Request:
Retype every entry in its entirety, without alteration.

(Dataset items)
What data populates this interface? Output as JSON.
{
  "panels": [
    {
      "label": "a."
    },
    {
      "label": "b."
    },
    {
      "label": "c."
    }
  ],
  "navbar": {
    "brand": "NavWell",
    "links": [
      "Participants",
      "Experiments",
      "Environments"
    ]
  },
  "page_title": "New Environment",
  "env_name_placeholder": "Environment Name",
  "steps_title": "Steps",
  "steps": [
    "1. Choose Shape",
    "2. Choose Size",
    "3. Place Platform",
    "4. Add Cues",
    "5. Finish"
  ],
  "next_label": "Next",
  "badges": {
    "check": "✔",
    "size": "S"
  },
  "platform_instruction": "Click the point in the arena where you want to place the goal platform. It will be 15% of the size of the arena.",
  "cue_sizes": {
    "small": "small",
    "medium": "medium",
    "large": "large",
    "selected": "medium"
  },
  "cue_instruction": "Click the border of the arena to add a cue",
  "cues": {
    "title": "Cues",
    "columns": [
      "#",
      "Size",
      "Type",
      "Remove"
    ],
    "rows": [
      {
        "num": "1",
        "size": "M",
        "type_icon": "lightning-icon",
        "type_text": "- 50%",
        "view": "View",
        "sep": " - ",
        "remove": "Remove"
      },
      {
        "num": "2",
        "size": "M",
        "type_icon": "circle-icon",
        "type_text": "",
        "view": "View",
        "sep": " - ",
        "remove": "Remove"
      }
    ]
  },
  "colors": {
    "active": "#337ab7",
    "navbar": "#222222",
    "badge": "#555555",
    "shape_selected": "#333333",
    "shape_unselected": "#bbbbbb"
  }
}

Result of the task:
What data populates this interface? Output as JSON.
{
  "panels": [
    {
      "label": "a."
    },
    {
      "label": "b."
    },
    {
      "label": "c."
    }
  ],
  "navbar": {
    "brand": "NavWell",
    "links": [
      "Participants",
      "Experiments",
      "Environments"
    ]
  },
  "page_title": "New Environment",
  "env_name_placeholder": "Environment Name",
  "steps_title": "Steps",
  "steps": [
    "1. Choose Shape",
    "2. Choose Size",
    "3. Place Platform",
    "4. Add Cues",
    "5. Finish"
  ],
  "next_label": "Next",
  "badges": {
    "check": "✔",
    "size": "S"
  },
  "platform_instruction": "Click the point in the arena where you want to place the goal platform. It will be 15% of the size of the arena.",
  "cue_sizes": {
    "small": "small",
    "medium": "medium",
    "large": "large",
    "selected": "medium"
  },
  "cue_instruction": "Click the border of the arena to add a cue",
  "cues": {
    "title": "Cues",
    "columns": [
      "#",
      "Size",
      "Type",
      "Remove"
    ],
    "rows": [
      {
        "num": "1",
        "size": "M",
        "type_icon": "lightning-icon",
        "type_text": "- 50%",
        "view": "View",
        "sep": " - ",
        "remove": "Remove"
      },
      {
        "num": "2",
        "size": "M",
        "type_icon": "circle-icon",
        "type_text": "",
        "view": "View",
        "sep": " - ",
        "remove": "Remove"
      }
    ]
  },
  "colors": {
    "active": "#337ab7",
    "navbar": "#222222",
    "badge": "#555555",
    "shape_selected": "#333333",
    "shape_unselected": "#bbbbbb"
  }
}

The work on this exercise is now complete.